* **Exercise**:
In the records below, find the line containing "What text is on this page?"; give it again exactly, along with every line that follows, and nothing else.

## BEGIN Supplied material

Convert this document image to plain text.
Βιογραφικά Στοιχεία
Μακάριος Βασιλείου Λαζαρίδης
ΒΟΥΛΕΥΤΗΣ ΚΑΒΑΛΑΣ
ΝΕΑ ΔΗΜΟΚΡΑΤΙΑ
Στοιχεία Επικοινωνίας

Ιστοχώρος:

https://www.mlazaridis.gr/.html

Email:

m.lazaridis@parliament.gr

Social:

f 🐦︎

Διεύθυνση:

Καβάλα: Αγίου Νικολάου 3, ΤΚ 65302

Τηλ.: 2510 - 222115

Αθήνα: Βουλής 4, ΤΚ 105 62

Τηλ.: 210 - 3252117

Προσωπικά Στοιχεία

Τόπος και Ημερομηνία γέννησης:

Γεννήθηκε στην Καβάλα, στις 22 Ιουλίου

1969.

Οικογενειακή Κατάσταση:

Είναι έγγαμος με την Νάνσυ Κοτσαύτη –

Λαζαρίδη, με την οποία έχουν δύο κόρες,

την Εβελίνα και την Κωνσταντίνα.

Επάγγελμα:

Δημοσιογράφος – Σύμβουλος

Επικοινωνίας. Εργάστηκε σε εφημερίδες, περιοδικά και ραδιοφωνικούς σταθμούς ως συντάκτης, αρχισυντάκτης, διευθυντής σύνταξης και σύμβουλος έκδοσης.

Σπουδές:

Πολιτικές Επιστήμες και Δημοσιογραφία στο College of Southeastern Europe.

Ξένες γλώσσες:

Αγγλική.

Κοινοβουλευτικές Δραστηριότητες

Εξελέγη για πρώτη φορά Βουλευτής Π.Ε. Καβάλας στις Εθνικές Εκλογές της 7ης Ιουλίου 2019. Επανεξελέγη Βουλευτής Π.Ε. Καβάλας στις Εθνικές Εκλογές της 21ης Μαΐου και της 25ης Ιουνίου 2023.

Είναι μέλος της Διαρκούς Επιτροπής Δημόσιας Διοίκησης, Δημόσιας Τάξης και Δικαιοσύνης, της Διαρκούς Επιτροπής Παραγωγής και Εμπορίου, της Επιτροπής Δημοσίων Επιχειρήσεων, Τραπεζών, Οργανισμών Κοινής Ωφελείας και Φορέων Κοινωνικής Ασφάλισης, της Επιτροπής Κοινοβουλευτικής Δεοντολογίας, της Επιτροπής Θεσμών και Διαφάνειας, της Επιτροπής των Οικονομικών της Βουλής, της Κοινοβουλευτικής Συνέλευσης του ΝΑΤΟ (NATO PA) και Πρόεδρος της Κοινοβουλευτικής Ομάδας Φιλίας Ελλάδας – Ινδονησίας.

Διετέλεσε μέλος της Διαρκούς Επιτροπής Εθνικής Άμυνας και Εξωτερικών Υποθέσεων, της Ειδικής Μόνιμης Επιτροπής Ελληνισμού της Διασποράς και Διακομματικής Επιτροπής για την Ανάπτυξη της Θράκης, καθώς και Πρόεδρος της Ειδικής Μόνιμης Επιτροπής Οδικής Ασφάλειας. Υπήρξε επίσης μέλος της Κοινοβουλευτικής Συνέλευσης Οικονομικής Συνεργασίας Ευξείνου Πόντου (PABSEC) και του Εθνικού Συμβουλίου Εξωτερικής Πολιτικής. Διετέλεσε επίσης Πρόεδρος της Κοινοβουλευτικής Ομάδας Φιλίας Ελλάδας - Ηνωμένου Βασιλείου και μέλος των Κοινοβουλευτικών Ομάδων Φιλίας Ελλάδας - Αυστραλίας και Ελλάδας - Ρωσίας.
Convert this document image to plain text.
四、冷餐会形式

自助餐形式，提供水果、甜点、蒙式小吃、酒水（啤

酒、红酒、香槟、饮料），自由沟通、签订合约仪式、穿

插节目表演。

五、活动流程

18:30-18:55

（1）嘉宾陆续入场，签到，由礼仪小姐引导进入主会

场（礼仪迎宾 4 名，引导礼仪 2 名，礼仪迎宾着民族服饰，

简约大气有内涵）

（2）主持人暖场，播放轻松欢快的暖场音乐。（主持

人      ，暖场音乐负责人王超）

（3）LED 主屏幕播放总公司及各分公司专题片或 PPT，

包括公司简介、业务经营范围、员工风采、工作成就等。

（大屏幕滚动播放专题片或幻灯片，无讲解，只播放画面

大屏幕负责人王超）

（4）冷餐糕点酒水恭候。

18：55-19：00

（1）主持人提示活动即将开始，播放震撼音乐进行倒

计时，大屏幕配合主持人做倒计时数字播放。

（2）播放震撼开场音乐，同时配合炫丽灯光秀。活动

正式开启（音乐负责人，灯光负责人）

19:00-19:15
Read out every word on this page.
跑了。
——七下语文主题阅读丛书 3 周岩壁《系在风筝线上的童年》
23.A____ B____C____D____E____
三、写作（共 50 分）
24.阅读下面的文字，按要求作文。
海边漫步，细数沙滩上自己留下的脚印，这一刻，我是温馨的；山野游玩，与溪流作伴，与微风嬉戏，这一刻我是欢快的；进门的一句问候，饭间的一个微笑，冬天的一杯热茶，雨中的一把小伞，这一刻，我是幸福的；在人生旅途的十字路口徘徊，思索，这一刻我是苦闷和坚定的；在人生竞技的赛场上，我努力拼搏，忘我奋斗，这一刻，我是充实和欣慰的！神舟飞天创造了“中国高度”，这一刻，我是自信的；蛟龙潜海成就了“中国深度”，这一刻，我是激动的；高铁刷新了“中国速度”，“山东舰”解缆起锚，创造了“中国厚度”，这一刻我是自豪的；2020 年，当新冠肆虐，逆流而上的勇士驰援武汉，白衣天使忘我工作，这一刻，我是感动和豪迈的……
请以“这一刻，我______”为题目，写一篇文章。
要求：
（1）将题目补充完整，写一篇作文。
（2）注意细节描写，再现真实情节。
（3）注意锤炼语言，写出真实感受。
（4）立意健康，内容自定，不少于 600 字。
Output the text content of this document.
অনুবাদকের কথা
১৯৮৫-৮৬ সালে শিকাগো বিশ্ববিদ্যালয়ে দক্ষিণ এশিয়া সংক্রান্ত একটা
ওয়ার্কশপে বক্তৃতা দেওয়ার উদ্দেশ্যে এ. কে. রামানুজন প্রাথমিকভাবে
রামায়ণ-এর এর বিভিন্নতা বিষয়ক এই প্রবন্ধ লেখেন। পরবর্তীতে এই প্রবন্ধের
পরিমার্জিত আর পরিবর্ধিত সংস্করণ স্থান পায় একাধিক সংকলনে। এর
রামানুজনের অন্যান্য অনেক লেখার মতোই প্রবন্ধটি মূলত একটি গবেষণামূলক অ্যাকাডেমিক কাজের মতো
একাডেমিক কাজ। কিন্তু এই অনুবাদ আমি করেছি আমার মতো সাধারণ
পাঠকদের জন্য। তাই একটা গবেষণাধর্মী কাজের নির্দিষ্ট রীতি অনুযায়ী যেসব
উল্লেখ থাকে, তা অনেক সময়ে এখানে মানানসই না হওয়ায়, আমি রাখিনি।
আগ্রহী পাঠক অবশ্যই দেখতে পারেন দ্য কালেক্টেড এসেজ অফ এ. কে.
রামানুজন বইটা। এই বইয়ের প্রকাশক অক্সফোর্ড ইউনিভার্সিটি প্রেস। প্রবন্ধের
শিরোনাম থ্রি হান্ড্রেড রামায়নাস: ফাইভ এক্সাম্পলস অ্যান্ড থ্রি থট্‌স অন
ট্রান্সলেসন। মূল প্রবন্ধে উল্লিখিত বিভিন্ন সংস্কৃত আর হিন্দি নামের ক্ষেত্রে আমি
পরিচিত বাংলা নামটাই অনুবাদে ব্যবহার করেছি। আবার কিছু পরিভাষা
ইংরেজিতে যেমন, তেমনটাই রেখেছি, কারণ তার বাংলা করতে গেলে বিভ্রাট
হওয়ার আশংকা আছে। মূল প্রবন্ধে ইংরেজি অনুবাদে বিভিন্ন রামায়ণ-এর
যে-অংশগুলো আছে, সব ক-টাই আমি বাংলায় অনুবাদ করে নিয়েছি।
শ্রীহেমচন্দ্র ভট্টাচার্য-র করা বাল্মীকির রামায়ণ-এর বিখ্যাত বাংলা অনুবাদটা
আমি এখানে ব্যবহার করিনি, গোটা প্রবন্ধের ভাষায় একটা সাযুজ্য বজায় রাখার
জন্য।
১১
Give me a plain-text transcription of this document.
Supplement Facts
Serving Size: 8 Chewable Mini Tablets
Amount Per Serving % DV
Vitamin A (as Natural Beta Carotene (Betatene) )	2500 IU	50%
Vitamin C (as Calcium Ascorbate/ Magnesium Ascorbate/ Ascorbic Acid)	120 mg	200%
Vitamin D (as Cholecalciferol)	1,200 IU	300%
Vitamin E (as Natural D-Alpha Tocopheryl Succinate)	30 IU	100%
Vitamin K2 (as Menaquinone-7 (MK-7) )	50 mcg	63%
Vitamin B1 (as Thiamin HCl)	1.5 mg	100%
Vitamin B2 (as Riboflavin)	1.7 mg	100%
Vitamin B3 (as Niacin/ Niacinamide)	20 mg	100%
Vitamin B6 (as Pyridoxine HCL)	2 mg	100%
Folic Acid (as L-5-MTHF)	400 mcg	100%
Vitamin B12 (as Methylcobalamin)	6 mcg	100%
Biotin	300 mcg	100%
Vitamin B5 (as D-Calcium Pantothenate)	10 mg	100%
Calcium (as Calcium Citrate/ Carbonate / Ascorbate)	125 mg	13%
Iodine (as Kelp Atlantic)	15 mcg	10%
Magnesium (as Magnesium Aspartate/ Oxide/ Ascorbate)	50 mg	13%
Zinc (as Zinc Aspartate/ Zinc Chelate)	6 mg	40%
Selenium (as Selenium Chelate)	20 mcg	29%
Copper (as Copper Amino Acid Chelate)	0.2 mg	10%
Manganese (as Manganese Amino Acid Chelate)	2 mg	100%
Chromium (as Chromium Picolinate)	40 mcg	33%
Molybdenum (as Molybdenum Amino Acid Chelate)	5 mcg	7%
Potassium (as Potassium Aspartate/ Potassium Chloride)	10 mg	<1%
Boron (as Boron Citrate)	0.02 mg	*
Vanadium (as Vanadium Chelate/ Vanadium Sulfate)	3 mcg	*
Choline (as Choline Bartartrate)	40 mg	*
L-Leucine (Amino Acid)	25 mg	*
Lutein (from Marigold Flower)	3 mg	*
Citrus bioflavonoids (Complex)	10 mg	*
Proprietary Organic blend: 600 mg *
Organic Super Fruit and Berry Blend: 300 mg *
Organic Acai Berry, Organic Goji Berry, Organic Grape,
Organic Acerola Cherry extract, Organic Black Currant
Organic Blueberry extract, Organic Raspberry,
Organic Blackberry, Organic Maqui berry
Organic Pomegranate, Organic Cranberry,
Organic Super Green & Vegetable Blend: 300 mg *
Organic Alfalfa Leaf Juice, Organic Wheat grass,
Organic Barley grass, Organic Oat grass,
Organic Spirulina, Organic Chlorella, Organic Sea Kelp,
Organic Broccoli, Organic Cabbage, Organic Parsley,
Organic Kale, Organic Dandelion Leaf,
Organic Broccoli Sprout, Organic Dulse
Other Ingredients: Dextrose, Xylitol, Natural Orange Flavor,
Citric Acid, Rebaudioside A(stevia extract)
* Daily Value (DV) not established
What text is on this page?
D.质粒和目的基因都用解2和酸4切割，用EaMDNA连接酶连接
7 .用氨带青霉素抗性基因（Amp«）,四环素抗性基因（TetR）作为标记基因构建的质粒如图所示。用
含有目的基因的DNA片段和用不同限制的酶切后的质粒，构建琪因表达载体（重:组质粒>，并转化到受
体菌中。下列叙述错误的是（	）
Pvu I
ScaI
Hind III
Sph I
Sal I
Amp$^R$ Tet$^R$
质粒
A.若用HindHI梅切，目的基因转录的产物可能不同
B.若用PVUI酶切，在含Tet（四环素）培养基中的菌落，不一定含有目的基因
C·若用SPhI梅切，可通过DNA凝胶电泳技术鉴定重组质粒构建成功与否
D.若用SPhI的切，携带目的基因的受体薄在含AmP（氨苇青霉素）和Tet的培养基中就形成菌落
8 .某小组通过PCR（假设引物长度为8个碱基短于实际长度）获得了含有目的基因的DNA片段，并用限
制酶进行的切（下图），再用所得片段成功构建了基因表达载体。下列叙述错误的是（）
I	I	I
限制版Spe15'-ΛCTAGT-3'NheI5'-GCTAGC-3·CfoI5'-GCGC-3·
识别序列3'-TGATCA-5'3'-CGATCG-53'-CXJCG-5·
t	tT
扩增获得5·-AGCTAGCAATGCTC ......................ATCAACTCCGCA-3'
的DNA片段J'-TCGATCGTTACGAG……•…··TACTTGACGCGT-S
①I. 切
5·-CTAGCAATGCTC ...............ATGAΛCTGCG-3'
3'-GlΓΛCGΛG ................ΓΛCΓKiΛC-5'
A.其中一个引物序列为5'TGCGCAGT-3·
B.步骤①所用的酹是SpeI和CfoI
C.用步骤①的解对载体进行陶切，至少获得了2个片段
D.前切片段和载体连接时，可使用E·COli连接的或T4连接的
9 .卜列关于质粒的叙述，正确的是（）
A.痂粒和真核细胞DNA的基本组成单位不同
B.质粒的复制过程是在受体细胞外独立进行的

## END Supplied material

* **Output**:
What text is on this page?
D.质粒和目的基因都用解2和酸4切割，用EaMDNA连接酶连接
7 .用氨带青霉素抗性基因（Amp«）,四环素抗性基因（TetR）作为标记基因构建的质粒如图所示。用
含有目的基因的DNA片段和用不同限制的酶切后的质粒，构建琪因表达载体（重:组质粒>，并转化到受
体菌中。下列叙述错误的是（	）
Pvu I
ScaI
Hind III
Sph I
Sal I
Amp$^R$ Tet$^R$
质粒
A.若用HindHI梅切，目的基因转录的产物可能不同
B.若用PVUI酶切，在含Tet（四环素）培养基中的菌落，不一定含有目的基因
C·若用SPhI梅切，可通过DNA凝胶电泳技术鉴定重组质粒构建成功与否
D.若用SPhI的切，携带目的基因的受体薄在含AmP（氨苇青霉素）和Tet的培养基中就形成菌落
8 .某小组通过PCR（假设引物长度为8个碱基短于实际长度）获得了含有目的基因的DNA片段，并用限
制酶进行的切（下图），再用所得片段成功构建了基因表达载体。下列叙述错误的是（）
I	I	I
限制版Spe15'-ΛCTAGT-3'NheI5'-GCTAGC-3·CfoI5'-GCGC-3·
识别序列3'-TGATCA-5'3'-CGATCG-53'-CXJCG-5·
t	tT
扩增获得5·-AGCTAGCAATGCTC ......................ATCAACTCCGCA-3'
的DNA片段J'-TCGATCGTTACGAG……•…··TACTTGACGCGT-S
①I. 切
5·-CTAGCAATGCTC ...............ATGAΛCTGCG-3'
3'-GlΓΛCGΛG ................ΓΛCΓKiΛC-5'
A.其中一个引物序列为5'TGCGCAGT-3·
B.步骤①所用的酹是SpeI和CfoI
C.用步骤①的解对载体进行陶切，至少获得了2个片段
D.前切片段和载体连接时，可使用E·COli连接的或T4连接的
9 .卜列关于质粒的叙述，正确的是（）
A.痂粒和真核细胞DNA的基本组成单位不同
B.质粒的复制过程是在受体细胞外独立进行的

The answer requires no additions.